### AIM
Copy every line of the following data that includes the string "made".

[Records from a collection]
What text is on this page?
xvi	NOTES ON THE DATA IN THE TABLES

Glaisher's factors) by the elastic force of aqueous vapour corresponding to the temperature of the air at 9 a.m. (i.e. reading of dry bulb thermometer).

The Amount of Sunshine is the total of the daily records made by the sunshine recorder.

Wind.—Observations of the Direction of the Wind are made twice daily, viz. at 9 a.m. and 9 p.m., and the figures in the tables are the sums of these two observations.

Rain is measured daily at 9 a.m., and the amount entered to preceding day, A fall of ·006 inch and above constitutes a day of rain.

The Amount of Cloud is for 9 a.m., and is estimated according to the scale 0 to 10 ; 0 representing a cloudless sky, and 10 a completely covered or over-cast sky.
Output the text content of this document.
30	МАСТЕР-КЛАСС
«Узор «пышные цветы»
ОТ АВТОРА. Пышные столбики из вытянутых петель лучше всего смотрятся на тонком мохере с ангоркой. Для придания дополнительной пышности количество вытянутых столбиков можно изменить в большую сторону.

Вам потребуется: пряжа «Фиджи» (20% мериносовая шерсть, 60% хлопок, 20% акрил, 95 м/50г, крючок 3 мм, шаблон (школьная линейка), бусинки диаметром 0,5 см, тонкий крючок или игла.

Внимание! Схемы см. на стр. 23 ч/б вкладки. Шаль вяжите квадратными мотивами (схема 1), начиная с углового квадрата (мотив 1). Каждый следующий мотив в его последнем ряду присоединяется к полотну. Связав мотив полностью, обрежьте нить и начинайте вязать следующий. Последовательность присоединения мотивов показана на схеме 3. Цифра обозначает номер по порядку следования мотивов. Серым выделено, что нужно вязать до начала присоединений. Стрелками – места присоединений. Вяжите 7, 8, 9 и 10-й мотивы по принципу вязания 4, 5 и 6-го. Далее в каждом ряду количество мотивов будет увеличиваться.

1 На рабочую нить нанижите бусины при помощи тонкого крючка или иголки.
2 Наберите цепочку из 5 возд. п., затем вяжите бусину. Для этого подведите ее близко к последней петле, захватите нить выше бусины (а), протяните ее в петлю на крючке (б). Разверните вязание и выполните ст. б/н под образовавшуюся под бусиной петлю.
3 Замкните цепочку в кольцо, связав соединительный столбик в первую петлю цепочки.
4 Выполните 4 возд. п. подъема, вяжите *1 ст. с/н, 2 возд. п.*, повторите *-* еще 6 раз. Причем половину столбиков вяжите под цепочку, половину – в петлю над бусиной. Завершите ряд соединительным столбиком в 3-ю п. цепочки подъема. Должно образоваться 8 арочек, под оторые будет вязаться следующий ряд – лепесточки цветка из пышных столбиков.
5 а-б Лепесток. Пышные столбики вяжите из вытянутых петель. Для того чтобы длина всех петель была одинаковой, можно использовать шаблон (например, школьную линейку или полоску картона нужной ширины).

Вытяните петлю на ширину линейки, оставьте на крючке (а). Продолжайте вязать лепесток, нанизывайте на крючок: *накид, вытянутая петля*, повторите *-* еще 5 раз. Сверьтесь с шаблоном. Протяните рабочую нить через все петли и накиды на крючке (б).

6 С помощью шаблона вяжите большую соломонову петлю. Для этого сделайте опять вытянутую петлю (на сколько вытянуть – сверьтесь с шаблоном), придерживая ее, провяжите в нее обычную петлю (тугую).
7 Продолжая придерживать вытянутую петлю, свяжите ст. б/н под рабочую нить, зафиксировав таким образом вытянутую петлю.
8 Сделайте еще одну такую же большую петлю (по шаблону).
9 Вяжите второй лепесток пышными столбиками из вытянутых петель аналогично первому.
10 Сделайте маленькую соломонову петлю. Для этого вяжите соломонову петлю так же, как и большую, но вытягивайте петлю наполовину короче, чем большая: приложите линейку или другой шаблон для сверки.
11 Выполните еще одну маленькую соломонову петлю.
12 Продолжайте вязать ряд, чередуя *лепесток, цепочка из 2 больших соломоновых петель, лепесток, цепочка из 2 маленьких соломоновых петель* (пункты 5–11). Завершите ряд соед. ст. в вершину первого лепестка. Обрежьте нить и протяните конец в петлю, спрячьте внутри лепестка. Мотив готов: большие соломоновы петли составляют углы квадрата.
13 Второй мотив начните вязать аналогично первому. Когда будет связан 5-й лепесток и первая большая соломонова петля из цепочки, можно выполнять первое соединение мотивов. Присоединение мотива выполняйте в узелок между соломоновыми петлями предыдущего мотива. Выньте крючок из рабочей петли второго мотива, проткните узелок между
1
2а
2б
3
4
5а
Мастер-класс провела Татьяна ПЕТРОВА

### SOLUTION TO THE PROBLEM
The Amount of Sunshine is the total of the daily records made by the sunshine recorder.
Wind.—Observations of the Direction of the Wind are made twice daily, viz. at 9 a.m. and 9 p.m., and the figures in the tables are the sums of these two observations.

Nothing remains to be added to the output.